=== READING PASSAGE ===

The Vietnam War weighs heavily on the country in The Great Society.

“Everybody gets thrown.”

The Great Society, Robert Schenkkan’s sequel to the Tony-winning All the Way, picks up where its predecessor left off by opening with President Lyndon B. Johnson (Jack Willis) delivering an eloquent monologue about bull riding. From the very first moments of The Great Society, LBJ gets metaphorically bucked off his presidential perch and the play chronicles his slow motion fall until he eventually slams into the ground. Hard.

At the heart of the story is the conflict that arises when LBJ’s ambitious domestic social reform bills—known as the Great Society—get undercut by his actions that lead to and escalate the Vietnam War. Vietnam hangs like a menacing shadow over every aspect of the play (rising soldier death and injury tolls are projected on stage as each scene passes). As the war becomes more and more consuming, it strips LBJ of his budget, popularity, and power. The carnage is reflected on the set as the legislative backdrop begins to deteriorate; turning from a pristine, orderly hall into a variable war zone of overturned and explosion-riddled wood.

=== OBJECTIVE ===
Reproduce the review of The Great Society word for word, from start to finish. The records that come next are from a separate source.

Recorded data
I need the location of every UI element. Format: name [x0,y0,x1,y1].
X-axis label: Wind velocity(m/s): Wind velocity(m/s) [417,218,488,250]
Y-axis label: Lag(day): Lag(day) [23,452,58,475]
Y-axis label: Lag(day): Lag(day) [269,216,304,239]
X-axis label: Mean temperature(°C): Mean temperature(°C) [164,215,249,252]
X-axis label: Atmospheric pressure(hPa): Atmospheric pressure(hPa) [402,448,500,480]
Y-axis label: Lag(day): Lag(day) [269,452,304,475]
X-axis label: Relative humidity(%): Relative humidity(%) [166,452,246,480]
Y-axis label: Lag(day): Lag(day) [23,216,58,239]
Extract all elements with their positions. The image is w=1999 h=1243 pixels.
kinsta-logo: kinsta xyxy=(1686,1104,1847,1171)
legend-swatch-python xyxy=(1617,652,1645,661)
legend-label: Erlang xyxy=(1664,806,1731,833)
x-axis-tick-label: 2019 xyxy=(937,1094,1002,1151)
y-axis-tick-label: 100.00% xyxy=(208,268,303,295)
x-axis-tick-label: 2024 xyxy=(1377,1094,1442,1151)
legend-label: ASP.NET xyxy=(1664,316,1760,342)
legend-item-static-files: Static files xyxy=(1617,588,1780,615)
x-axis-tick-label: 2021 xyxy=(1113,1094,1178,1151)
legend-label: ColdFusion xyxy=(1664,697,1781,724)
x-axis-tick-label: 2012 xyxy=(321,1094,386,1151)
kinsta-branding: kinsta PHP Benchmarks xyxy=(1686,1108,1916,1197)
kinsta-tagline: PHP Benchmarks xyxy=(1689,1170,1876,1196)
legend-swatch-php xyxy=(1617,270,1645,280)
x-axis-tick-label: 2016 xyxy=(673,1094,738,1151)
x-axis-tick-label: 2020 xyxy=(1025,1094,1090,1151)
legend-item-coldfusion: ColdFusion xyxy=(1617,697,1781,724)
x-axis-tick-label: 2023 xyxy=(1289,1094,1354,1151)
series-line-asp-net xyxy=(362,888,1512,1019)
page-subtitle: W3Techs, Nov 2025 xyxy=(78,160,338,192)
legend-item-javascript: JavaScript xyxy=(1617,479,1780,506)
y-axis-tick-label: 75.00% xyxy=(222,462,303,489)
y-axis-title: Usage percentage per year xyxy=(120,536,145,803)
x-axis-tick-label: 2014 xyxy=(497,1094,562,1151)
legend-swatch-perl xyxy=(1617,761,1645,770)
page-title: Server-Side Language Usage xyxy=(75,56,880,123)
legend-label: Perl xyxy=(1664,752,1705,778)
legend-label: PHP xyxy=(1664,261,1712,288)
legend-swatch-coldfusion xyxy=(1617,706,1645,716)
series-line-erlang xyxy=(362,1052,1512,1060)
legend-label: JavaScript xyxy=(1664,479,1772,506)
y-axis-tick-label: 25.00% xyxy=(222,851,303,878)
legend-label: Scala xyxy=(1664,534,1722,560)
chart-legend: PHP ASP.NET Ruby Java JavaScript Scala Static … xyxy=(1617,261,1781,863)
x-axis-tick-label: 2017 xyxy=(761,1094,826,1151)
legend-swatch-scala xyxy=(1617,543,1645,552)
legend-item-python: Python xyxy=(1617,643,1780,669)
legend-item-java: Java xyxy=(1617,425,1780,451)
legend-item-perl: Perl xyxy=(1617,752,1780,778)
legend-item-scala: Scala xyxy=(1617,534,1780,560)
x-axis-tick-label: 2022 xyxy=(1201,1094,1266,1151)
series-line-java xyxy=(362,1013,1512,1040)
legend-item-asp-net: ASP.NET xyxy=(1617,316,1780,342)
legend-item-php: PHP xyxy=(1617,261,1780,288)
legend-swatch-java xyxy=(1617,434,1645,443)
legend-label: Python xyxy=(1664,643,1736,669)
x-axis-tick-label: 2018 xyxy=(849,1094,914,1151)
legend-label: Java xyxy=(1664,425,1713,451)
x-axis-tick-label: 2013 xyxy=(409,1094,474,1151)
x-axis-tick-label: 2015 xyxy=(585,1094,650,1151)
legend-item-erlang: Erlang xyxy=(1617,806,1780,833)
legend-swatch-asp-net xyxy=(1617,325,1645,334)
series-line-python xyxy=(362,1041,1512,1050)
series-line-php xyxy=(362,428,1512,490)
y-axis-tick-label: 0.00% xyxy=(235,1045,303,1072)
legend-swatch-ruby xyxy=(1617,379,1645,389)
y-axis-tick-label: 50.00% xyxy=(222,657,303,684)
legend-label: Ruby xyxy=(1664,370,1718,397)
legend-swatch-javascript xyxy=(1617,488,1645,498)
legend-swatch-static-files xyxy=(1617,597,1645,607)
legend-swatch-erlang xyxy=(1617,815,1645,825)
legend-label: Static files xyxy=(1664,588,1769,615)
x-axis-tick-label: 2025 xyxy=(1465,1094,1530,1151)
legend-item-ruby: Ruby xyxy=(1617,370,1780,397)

=== EXERCISE RESPONSE ===
The Vietnam War weighs heavily on the country in The Great Society.

“Everybody gets thrown.”

The Great Society, Robert Schenkkan’s sequel to the Tony-winning All the Way, picks up where its predecessor left off by opening with President Lyndon B. Johnson (Jack Willis) delivering an eloquent monologue about bull riding. From the very first moments of The Great Society, LBJ gets metaphorically bucked off his presidential perch and the play chronicles his slow motion fall until he eventually slams into the ground. Hard.

At the heart of the story is the conflict that arises when LBJ’s ambitious domestic social reform bills—known as the Great Society—get undercut by his actions that lead to and escalate the Vietnam War. Vietnam hangs like a menacing shadow over every aspect of the play (rising soldier death and injury tolls are projected on stage as each scene passes). As the war becomes more and more consuming, it strips LBJ of his budget, popularity, and power. The carnage is reflected on the set as the legislative backdrop begins to deteriorate; turning from a pristine, orderly hall into a variable war zone of overturned and explosion-riddled wood.